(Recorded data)
================
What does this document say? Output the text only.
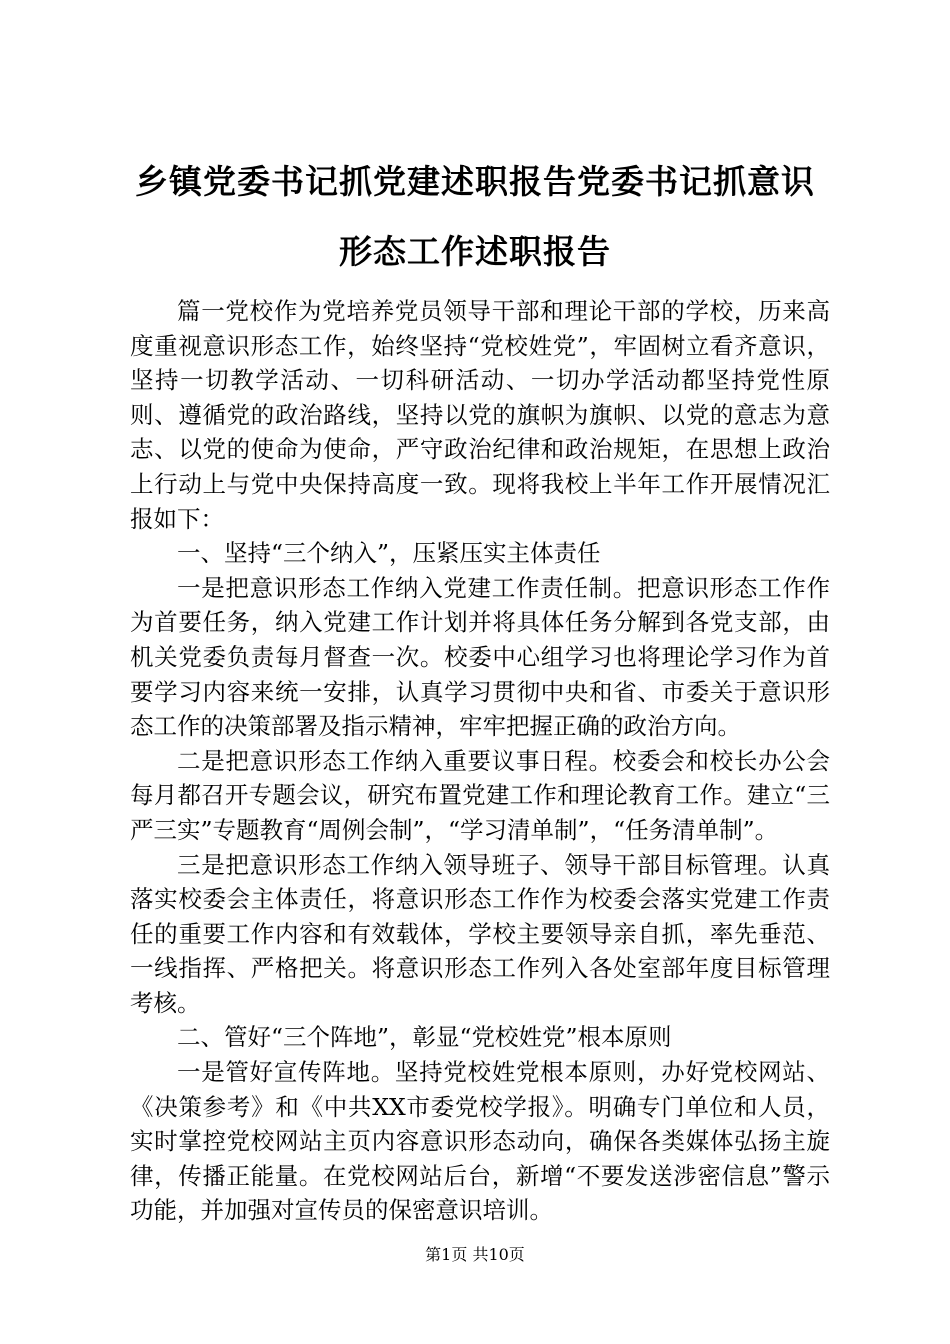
乡镇党委书记抓党建述职报告党委书记抓意识
形态工作述职报告

篇一党校作为党培养党员领导干部和理论干部的学校，历来高度重视意识形态工作，始终坚持“党校姓党”，牢固树立看齐意识，坚持一切教学活动、一切科研活动、一切办学活动都坚持党性原则、遵循党的政治路线，坚持以党的旗帜为旗帜、以党的意志为意志、以党的使命为使命，严守政治纪律和政治规矩，在思想上政治上行动上与党中央保持高度一致。现将我校上半年工作开展情况汇报如下：

一、坚持“三个纳入”，压紧压实主体责任

一是把意识形态工作纳入党建工作责任制。把意识形态工作作为首要任务，纳入党建工作计划并将具体任务分解到各党支部，由机关党委负责每月督查一次。校委中心组学习也将理论学习作为首要学习内容来统一安排，认真学习贯彻中央和省、市委关于意识形态工作的决策部署及指示精神，牢牢把握正确的政治方向。

二是把意识形态工作纳入重要议事日程。校委会和校长办公会每月都召开专题会议，研究布置党建工作和理论教育工作。建立“三严三实”专题教育“周例会制”，“学习清单制”，“任务清单制”。

三是把意识形态工作纳入领导班子、领导干部目标管理。认真落实校委会主体责任，将意识形态工作作为校委会落实党建工作责任的重要工作内容和有效载体，学校主要领导亲自抓，率先垂范、一线指挥、严格把关。将意识形态工作列入各处室部年度目标管理考核。

二、管好“三个阵地”，彰显“党校姓党”根本原则

一是管好宣传阵地。坚持党校姓党根本原则，办好党校网站、《决策参考》和《中共XX市委党校学报》。明确专门单位和人员，实时掌控党校网站主页内容意识形态动向，确保各类媒体弘扬主旋律，传播正能量。在党校网站后台，新增“不要发送涉密信息”警示功能，并加强对宣传员的保密意识培训。

第1页 共10页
================
_What is asked_
Each line of the material must be retyped exactly, except that images are omitted.

_Response below_
What does this document say? Output the text only.
乡镇党委书记抓党建述职报告党委书记抓意识
形态工作述职报告

篇一党校作为党培养党员领导干部和理论干部的学校，历来高度重视意识形态工作，始终坚持“党校姓党”，牢固树立看齐意识，坚持一切教学活动、一切科研活动、一切办学活动都坚持党性原则、遵循党的政治路线，坚持以党的旗帜为旗帜、以党的意志为意志、以党的使命为使命，严守政治纪律和政治规矩，在思想上政治上行动上与党中央保持高度一致。现将我校上半年工作开展情况汇报如下：

一、坚持“三个纳入”，压紧压实主体责任

一是把意识形态工作纳入党建工作责任制。把意识形态工作作为首要任务，纳入党建工作计划并将具体任务分解到各党支部，由机关党委负责每月督查一次。校委中心组学习也将理论学习作为首要学习内容来统一安排，认真学习贯彻中央和省、市委关于意识形态工作的决策部署及指示精神，牢牢把握正确的政治方向。

二是把意识形态工作纳入重要议事日程。校委会和校长办公会每月都召开专题会议，研究布置党建工作和理论教育工作。建立“三严三实”专题教育“周例会制”，“学习清单制”，“任务清单制”。

三是把意识形态工作纳入领导班子、领导干部目标管理。认真落实校委会主体责任，将意识形态工作作为校委会落实党建工作责任的重要工作内容和有效载体，学校主要领导亲自抓，率先垂范、一线指挥、严格把关。将意识形态工作列入各处室部年度目标管理考核。

二、管好“三个阵地”，彰显“党校姓党”根本原则

一是管好宣传阵地。坚持党校姓党根本原则，办好党校网站、《决策参考》和《中共XX市委党校学报》。明确专门单位和人员，实时掌控党校网站主页内容意识形态动向，确保各类媒体弘扬主旋律，传播正能量。在党校网站后台，新增“不要发送涉密信息”警示功能，并加强对宣传员的保密意识培训。

第1页 共10页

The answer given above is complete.